# Start of Records shown
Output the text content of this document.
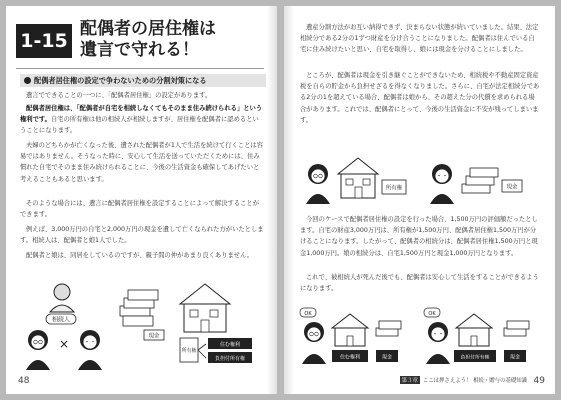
1-15
配偶者の居住権は
遺言で守れる！
配偶者居住権の設定で争わないための分割対策になる
遺言でできることの一つに、「配偶者居住権」の設定があります。
配偶者居住権は、「配偶者が自宅を相続しなくてもそのまま住み続けられる」という権利です。自宅の所有権は他の相続人が相続しますが、居住権を配偶者に認めるということになります。
夫婦のどちらかが亡くなった後、遺された配偶者が1人で生活を続けて行くことは容易ではありません。そうなった時に、安心して生活を送っていただくためには、住み慣れた自宅でそのまま住み続けられることに、今後の生活資金も確保してあげたいと考えることもあると思います。
そのような場合には、遺言に配偶者居住権を設定することによって解決することができます。
例えば、3,000万円の自宅と2,000万円の現金を遺して亡くなられた方がいたとします。相続人は、配偶者と娘1人でした。
配偶者と娘は、同居をしているのですが、親子間の仲があまり良くありません。
相続人
×
現金
所有権
住む権利
負担付所有権
48
遺産分割方法がお互い納得できず、決まらない状態が続いていました。結果、法定相続分である2分の1ずつ財産を分け合うことになりました。配偶者は住んでいる自宅に住み続けたいと思い、自宅を取得し、娘には現金を分けることにしました。
ところが、配偶者は現金を引き継ぐことができないため、相続税や不動産固定資産税を自らの貯金から負担せざるを得なくなりました。さらに、自宅が法定相続分である2分の1を超えている場合、配偶者は娘から、その超えた分の代償を求められる場合があります。これでは、配偶者にとって、今後の生活資金に不安が残ってしまいます。
所有権	現金
今回のケースで配偶者居住権の設定を行った場合、1,500万円の評価額だったとします。自宅の財産3,000万円は、所有権が1,500万円、配偶者居住権1,500万円が分けることになります。したがって、配偶者の相続分は、配偶者居住権1,500万円と現金1,000万円。娘の相続分は、自宅1,500万円と現金1,000万円となります。
これで、被相続人が死んだ後でも、配偶者は安心して生活をすることができるようになります。
OK
住む権利	現金
OK
負担付所有権	現金
第３章 ここは押さえよう！ 相続・贈与の基礎知識 49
# End of Records shown
Output the records above exactly as they are, leaving out the pictures.

-- Response below --
Output the text content of this document.
1-15
配偶者の居住権は
遺言で守れる！
配偶者居住権の設定で争わないための分割対策になる
遺言でできることの一つに、「配偶者居住権」の設定があります。
配偶者居住権は、「配偶者が自宅を相続しなくてもそのまま住み続けられる」という権利です。自宅の所有権は他の相続人が相続しますが、居住権を配偶者に認めるということになります。
夫婦のどちらかが亡くなった後、遺された配偶者が1人で生活を続けて行くことは容易ではありません。そうなった時に、安心して生活を送っていただくためには、住み慣れた自宅でそのまま住み続けられることに、今後の生活資金も確保してあげたいと考えることもあると思います。
そのような場合には、遺言に配偶者居住権を設定することによって解決することができます。
例えば、3,000万円の自宅と2,000万円の現金を遺して亡くなられた方がいたとします。相続人は、配偶者と娘1人でした。
配偶者と娘は、同居をしているのですが、親子間の仲があまり良くありません。
相続人
×
現金
所有権
住む権利
負担付所有権
48
遺産分割方法がお互い納得できず、決まらない状態が続いていました。結果、法定相続分である2分の1ずつ財産を分け合うことになりました。配偶者は住んでいる自宅に住み続けたいと思い、自宅を取得し、娘には現金を分けることにしました。
ところが、配偶者は現金を引き継ぐことができないため、相続税や不動産固定資産税を自らの貯金から負担せざるを得なくなりました。さらに、自宅が法定相続分である2分の1を超えている場合、配偶者は娘から、その超えた分の代償を求められる場合があります。これでは、配偶者にとって、今後の生活資金に不安が残ってしまいます。
所有権	現金
今回のケースで配偶者居住権の設定を行った場合、1,500万円の評価額だったとします。自宅の財産3,000万円は、所有権が1,500万円、配偶者居住権1,500万円が分けることになります。したがって、配偶者の相続分は、配偶者居住権1,500万円と現金1,000万円。娘の相続分は、自宅1,500万円と現金1,000万円となります。
これで、被相続人が死んだ後でも、配偶者は安心して生活をすることができるようになります。
OK
住む権利	現金
OK
負担付所有権	現金
第３章 ここは押さえよう！ 相続・贈与の基礎知識 49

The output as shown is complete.